> **Stated task**: Exactly reproduce each record listed below.

** START **

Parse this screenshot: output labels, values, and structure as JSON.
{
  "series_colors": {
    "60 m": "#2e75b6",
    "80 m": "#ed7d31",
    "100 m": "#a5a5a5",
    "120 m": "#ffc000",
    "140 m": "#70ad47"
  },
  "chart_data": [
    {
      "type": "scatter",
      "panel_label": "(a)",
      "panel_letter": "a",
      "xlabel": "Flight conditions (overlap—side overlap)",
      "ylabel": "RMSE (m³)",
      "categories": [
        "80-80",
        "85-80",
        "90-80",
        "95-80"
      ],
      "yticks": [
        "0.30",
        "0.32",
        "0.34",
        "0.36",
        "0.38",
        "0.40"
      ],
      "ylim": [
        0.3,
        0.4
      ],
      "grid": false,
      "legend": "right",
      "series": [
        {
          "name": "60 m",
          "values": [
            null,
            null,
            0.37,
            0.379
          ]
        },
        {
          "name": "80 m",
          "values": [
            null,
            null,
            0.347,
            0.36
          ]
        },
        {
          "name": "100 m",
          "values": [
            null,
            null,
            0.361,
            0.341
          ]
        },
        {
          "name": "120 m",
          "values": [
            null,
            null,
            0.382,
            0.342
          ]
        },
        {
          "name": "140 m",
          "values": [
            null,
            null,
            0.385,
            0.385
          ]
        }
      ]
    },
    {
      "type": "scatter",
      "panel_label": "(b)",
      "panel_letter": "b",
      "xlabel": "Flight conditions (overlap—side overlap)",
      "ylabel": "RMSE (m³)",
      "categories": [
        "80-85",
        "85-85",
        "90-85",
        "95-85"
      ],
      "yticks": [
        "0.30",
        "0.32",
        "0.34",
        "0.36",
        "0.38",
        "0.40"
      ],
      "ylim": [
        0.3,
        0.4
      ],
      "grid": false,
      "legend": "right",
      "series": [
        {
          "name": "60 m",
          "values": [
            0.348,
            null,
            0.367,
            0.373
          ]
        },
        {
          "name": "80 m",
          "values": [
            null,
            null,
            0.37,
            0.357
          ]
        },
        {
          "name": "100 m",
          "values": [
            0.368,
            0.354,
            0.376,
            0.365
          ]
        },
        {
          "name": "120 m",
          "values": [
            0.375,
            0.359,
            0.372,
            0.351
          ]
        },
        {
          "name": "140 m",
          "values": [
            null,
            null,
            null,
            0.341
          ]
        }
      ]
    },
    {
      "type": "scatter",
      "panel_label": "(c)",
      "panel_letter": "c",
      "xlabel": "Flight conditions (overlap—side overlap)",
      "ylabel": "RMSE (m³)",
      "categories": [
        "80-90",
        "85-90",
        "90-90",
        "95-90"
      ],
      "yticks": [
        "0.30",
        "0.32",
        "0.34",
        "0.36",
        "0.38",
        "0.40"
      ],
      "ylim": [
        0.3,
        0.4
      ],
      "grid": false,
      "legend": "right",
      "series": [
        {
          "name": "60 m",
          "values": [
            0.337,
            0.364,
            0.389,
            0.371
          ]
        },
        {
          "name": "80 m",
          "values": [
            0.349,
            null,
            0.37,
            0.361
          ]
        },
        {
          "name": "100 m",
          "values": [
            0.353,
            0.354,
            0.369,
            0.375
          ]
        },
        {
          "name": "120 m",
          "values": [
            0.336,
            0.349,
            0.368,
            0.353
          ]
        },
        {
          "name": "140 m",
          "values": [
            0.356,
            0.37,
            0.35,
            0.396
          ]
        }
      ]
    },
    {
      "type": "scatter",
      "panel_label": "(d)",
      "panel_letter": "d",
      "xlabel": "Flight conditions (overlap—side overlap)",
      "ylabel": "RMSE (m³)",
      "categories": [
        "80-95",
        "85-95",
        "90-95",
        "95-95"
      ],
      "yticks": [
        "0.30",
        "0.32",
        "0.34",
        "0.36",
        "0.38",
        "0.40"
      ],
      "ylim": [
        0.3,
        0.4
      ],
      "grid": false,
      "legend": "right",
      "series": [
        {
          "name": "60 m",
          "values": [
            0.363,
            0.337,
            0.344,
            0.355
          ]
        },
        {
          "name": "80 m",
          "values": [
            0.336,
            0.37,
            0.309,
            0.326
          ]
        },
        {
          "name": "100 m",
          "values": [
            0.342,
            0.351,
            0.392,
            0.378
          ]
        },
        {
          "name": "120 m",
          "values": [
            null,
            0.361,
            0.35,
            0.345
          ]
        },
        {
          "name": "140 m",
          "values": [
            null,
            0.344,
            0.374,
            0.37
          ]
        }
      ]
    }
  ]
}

** END **

> **Output of the exercise**:
Parse this screenshot: output labels, values, and structure as JSON.
{
  "series_colors": {
    "60 m": "#2e75b6",
    "80 m": "#ed7d31",
    "100 m": "#a5a5a5",
    "120 m": "#ffc000",
    "140 m": "#70ad47"
  },
  "chart_data": [
    {
      "type": "scatter",
      "panel_label": "(a)",
      "panel_letter": "a",
      "xlabel": "Flight conditions (overlap—side overlap)",
      "ylabel": "RMSE (m³)",
      "categories": [
        "80-80",
        "85-80",
        "90-80",
        "95-80"
      ],
      "yticks": [
        "0.30",
        "0.32",
        "0.34",
        "0.36",
        "0.38",
        "0.40"
      ],
      "ylim": [
        0.3,
        0.4
      ],
      "grid": false,
      "legend": "right",
      "series": [
        {
          "name": "60 m",
          "values": [
            null,
            null,
            0.37,
            0.379
          ]
        },
        {
          "name": "80 m",
          "values": [
            null,
            null,
            0.347,
            0.36
          ]
        },
        {
          "name": "100 m",
          "values": [
            null,
            null,
            0.361,
            0.341
          ]
        },
        {
          "name": "120 m",
          "values": [
            null,
            null,
            0.382,
            0.342
          ]
        },
        {
          "name": "140 m",
          "values": [
            null,
            null,
            0.385,
            0.385
          ]
        }
      ]
    },
    {
      "type": "scatter",
      "panel_label": "(b)",
      "panel_letter": "b",
      "xlabel": "Flight conditions (overlap—side overlap)",
      "ylabel": "RMSE (m³)",
      "categories": [
        "80-85",
        "85-85",
        "90-85",
        "95-85"
      ],
      "yticks": [
        "0.30",
        "0.32",
        "0.34",
        "0.36",
        "0.38",
        "0.40"
      ],
      "ylim": [
        0.3,
        0.4
      ],
      "grid": false,
      "legend": "right",
      "series": [
        {
          "name": "60 m",
          "values": [
            0.348,
            null,
            0.367,
            0.373
          ]
        },
        {
          "name": "80 m",
          "values": [
            null,
            null,
            0.37,
            0.357
          ]
        },
        {
          "name": "100 m",
          "values": [
            0.368,
            0.354,
            0.376,
            0.365
          ]
        },
        {
          "name": "120 m",
          "values": [
            0.375,
            0.359,
            0.372,
            0.351
          ]
        },
        {
          "name": "140 m",
          "values": [
            null,
            null,
            null,
            0.341
          ]
        }
      ]
    },
    {
      "type": "scatter",
      "panel_label": "(c)",
      "panel_letter": "c",
      "xlabel": "Flight conditions (overlap—side overlap)",
      "ylabel": "RMSE (m³)",
      "categories": [
        "80-90",
        "85-90",
        "90-90",
        "95-90"
      ],
      "yticks": [
        "0.30",
        "0.32",
        "0.34",
        "0.36",
        "0.38",
        "0.40"
      ],
      "ylim": [
        0.3,
        0.4
      ],
      "grid": false,
      "legend": "right",
      "series": [
        {
          "name": "60 m",
          "values": [
            0.337,
            0.364,
            0.389,
            0.371
          ]
        },
        {
          "name": "80 m",
          "values": [
            0.349,
            null,
            0.37,
            0.361
          ]
        },
        {
          "name": "100 m",
          "values": [
            0.353,
            0.354,
            0.369,
            0.375
          ]
        },
        {
          "name": "120 m",
          "values": [
            0.336,
            0.349,
            0.368,
            0.353
          ]
        },
        {
          "name": "140 m",
          "values": [
            0.356,
            0.37,
            0.35,
            0.396
          ]
        }
      ]
    },
    {
      "type": "scatter",
      "panel_label": "(d)",
      "panel_letter": "d",
      "xlabel": "Flight conditions (overlap—side overlap)",
      "ylabel": "RMSE (m³)",
      "categories": [
        "80-95",
        "85-95",
        "90-95",
        "95-95"
      ],
      "yticks": [
        "0.30",
        "0.32",
        "0.34",
        "0.36",
        "0.38",
        "0.40"
      ],
      "ylim": [
        0.3,
        0.4
      ],
      "grid": false,
      "legend": "right",
      "series": [
        {
          "name": "60 m",
          "values": [
            0.363,
            0.337,
            0.344,
            0.355
          ]
        },
        {
          "name": "80 m",
          "values": [
            0.336,
            0.37,
            0.309,
            0.326
          ]
        },
        {
          "name": "100 m",
          "values": [
            0.342,
            0.351,
            0.392,
            0.378
          ]
        },
        {
          "name": "120 m",
          "values": [
            null,
            0.361,
            0.35,
            0.345
          ]
        },
        {
          "name": "140 m",
          "values": [
            null,
            0.344,
            0.374,
            0.37
          ]
        }
      ]
    }
  ]
}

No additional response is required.